> _OBJECTIVE_
"type" appears in how many lines of the entries? State only the number.

Data entries for graphics:
****************************************

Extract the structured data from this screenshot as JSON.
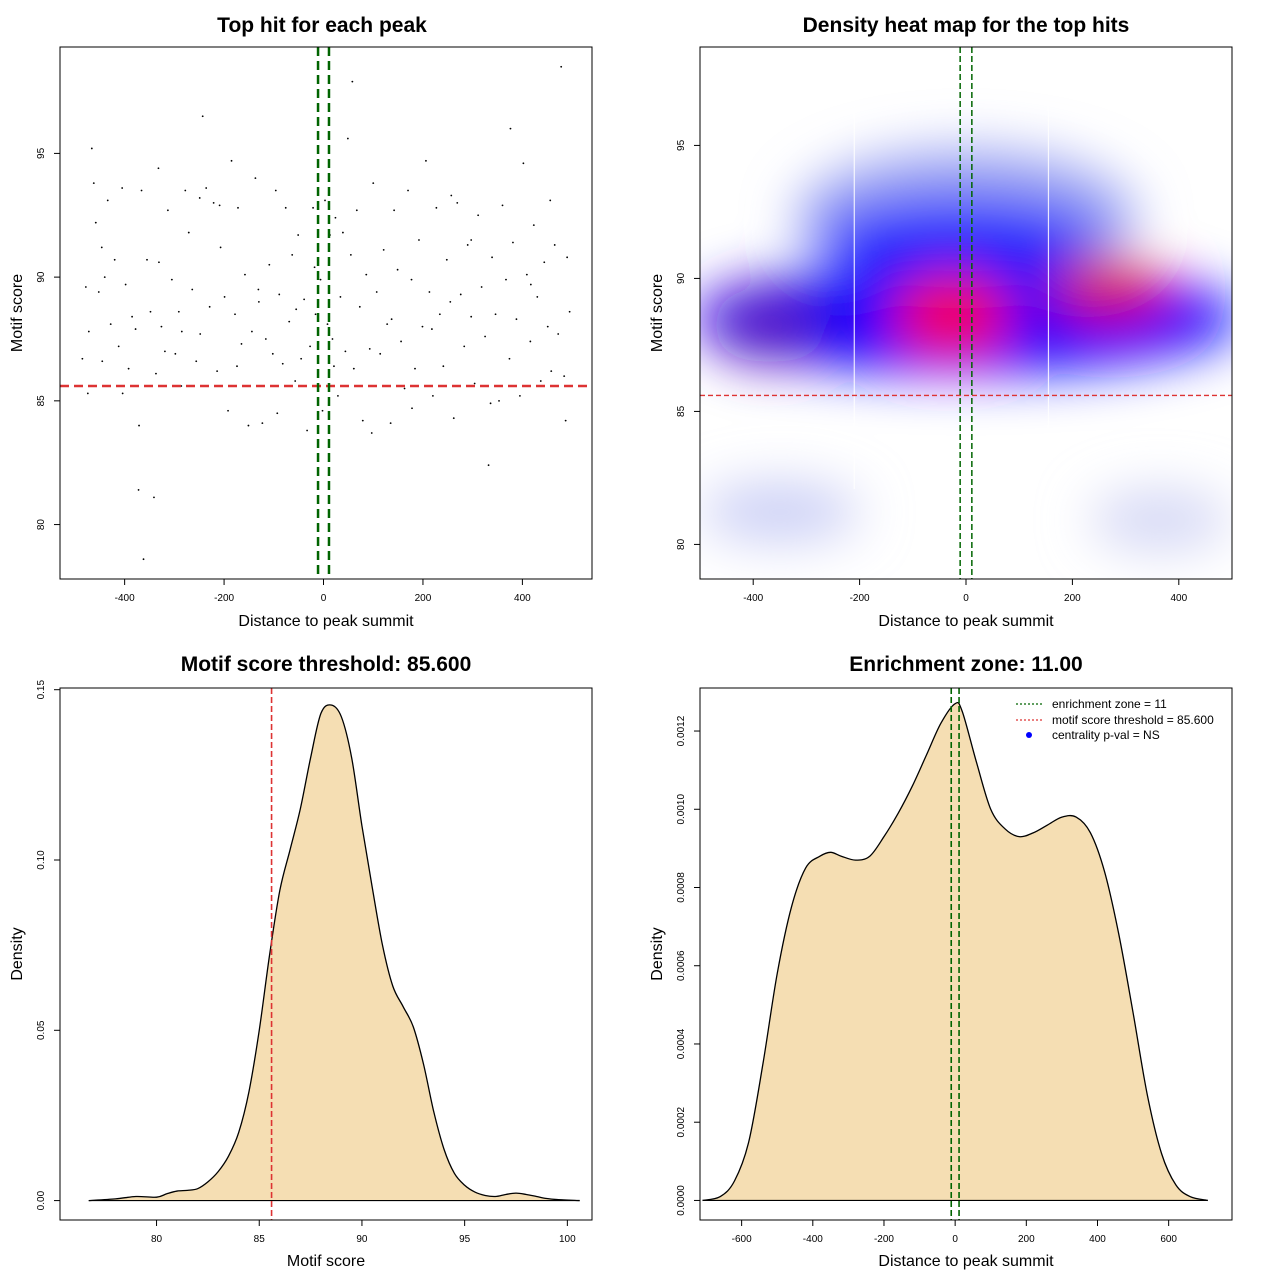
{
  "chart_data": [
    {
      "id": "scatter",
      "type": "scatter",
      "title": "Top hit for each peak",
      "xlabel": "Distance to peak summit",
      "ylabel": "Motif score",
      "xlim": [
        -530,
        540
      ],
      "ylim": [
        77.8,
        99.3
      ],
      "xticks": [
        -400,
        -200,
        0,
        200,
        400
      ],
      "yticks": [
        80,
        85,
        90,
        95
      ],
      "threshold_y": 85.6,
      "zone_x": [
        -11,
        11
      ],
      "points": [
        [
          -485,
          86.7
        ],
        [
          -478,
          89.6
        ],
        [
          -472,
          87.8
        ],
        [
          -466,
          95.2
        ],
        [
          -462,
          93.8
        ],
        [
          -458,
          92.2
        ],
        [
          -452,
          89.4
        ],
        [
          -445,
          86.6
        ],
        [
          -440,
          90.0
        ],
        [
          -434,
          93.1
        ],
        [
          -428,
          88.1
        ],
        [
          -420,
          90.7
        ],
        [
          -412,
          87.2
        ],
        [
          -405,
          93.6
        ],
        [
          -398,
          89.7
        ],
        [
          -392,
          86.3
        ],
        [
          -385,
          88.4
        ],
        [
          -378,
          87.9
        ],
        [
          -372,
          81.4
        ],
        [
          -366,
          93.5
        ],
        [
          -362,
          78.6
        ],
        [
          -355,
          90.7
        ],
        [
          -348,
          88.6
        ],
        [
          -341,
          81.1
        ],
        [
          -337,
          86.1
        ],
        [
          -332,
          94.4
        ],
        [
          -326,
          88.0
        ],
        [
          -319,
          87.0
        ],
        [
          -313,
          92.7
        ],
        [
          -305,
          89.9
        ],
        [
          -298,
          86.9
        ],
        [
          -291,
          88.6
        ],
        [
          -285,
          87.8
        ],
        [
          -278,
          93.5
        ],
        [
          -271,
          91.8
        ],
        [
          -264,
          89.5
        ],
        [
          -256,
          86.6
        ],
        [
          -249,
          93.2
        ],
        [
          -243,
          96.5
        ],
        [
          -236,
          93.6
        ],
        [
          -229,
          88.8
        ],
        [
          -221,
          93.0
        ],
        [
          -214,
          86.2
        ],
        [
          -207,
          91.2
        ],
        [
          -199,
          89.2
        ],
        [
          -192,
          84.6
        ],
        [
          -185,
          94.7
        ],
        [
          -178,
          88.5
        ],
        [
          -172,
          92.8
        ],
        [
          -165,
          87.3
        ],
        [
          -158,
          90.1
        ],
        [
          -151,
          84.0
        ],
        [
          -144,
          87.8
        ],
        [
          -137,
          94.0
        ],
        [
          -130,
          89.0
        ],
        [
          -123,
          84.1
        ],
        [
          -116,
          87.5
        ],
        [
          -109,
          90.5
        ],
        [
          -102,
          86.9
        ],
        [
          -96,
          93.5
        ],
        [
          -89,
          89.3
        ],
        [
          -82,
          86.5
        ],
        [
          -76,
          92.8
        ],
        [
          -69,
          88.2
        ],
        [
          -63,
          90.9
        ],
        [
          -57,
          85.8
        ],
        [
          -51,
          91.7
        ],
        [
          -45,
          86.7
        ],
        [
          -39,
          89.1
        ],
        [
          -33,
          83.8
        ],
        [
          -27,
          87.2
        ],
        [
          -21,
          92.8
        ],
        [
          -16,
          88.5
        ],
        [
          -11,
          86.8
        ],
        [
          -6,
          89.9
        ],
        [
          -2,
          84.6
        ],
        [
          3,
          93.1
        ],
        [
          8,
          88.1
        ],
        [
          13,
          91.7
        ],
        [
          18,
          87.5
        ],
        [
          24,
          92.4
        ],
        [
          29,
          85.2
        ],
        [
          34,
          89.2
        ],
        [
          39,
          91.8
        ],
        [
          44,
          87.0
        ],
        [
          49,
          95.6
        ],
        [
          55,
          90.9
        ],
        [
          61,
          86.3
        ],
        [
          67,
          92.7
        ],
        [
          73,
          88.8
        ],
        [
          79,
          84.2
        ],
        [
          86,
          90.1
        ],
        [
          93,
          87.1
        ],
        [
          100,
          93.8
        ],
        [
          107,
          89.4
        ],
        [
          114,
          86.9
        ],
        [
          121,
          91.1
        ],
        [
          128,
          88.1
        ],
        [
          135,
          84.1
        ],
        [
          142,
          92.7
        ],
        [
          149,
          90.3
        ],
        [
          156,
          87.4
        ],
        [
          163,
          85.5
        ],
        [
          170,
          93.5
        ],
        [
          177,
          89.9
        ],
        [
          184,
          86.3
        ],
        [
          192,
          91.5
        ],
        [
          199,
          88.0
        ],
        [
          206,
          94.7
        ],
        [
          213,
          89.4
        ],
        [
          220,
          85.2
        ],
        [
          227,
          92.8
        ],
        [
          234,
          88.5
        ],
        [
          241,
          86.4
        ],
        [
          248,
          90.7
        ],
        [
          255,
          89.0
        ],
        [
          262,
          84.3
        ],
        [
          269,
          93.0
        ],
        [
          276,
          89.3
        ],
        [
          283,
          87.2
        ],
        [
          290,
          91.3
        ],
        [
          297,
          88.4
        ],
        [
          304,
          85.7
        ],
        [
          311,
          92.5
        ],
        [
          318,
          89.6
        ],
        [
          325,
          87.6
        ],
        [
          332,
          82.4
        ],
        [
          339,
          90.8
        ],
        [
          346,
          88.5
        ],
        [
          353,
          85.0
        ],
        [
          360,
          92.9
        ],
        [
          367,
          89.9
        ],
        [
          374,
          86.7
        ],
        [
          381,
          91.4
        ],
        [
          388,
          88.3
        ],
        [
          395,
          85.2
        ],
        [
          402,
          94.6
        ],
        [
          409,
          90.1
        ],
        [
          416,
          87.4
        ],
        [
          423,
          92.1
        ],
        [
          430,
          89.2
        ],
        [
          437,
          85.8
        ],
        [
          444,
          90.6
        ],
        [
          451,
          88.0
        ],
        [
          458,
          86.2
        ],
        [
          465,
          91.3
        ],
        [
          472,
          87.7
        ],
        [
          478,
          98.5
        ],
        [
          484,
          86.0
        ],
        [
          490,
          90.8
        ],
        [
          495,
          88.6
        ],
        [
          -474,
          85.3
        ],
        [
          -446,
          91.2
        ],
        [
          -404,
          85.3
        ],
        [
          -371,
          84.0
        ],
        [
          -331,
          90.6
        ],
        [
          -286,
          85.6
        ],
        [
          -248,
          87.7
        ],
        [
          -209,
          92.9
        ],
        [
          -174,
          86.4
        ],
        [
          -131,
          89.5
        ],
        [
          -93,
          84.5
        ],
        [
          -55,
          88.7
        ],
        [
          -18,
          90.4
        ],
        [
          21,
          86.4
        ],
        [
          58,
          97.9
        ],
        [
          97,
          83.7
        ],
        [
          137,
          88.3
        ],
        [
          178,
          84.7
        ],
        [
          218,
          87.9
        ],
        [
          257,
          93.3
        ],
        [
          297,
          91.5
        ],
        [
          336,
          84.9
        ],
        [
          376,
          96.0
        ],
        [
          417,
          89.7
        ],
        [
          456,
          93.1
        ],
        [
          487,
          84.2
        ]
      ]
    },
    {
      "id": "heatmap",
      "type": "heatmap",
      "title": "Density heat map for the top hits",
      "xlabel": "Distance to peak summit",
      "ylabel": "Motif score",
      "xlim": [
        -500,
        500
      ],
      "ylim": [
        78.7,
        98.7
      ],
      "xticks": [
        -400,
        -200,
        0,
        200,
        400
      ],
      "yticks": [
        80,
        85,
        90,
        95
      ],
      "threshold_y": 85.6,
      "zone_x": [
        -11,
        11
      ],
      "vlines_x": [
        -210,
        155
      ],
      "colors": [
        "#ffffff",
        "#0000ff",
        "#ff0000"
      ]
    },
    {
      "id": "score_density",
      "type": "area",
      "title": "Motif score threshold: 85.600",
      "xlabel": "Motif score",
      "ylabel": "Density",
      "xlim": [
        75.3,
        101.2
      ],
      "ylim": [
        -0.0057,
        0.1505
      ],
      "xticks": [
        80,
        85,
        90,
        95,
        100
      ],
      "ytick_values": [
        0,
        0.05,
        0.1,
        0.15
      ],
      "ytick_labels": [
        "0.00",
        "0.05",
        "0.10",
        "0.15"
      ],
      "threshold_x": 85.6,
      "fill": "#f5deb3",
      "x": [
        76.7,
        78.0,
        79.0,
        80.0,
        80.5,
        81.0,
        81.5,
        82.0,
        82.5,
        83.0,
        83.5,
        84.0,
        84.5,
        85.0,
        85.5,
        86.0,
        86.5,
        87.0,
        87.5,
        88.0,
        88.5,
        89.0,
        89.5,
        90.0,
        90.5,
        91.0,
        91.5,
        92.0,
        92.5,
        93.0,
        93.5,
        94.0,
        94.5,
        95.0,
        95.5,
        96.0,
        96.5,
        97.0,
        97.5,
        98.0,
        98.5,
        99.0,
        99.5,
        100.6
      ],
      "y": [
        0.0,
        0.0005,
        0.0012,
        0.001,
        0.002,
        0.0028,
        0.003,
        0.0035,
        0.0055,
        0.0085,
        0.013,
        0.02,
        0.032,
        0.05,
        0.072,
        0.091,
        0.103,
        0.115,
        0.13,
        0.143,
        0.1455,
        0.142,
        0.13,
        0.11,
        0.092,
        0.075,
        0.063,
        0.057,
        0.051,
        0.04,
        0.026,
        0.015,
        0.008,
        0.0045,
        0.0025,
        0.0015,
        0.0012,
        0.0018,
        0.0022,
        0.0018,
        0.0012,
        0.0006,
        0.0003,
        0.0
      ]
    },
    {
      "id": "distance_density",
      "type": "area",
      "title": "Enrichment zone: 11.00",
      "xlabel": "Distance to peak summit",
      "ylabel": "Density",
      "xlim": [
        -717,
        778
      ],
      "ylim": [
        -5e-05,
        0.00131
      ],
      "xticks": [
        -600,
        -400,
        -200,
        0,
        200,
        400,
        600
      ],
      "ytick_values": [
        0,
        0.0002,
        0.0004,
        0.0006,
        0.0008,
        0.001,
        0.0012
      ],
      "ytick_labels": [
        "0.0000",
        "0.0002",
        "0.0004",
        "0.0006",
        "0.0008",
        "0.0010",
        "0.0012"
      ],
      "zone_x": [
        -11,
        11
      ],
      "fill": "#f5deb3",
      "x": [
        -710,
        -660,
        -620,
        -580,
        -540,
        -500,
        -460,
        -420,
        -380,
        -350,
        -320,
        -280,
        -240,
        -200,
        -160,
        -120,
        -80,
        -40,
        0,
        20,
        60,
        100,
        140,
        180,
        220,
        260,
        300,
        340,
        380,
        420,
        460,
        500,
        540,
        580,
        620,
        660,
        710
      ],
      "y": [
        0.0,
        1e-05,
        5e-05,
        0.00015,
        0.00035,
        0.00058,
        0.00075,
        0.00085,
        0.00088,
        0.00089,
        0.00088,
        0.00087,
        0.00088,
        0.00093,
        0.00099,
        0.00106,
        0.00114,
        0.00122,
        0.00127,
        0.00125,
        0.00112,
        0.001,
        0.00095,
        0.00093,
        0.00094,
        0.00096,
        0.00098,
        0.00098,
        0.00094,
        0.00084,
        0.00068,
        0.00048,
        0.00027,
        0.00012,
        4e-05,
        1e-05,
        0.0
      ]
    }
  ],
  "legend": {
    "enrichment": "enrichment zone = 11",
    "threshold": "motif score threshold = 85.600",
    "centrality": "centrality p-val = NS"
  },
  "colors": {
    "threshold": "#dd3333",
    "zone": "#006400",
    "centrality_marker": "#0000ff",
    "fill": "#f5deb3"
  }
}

****************************************

> _OUTPUT FOR THIS EXERCISE_
4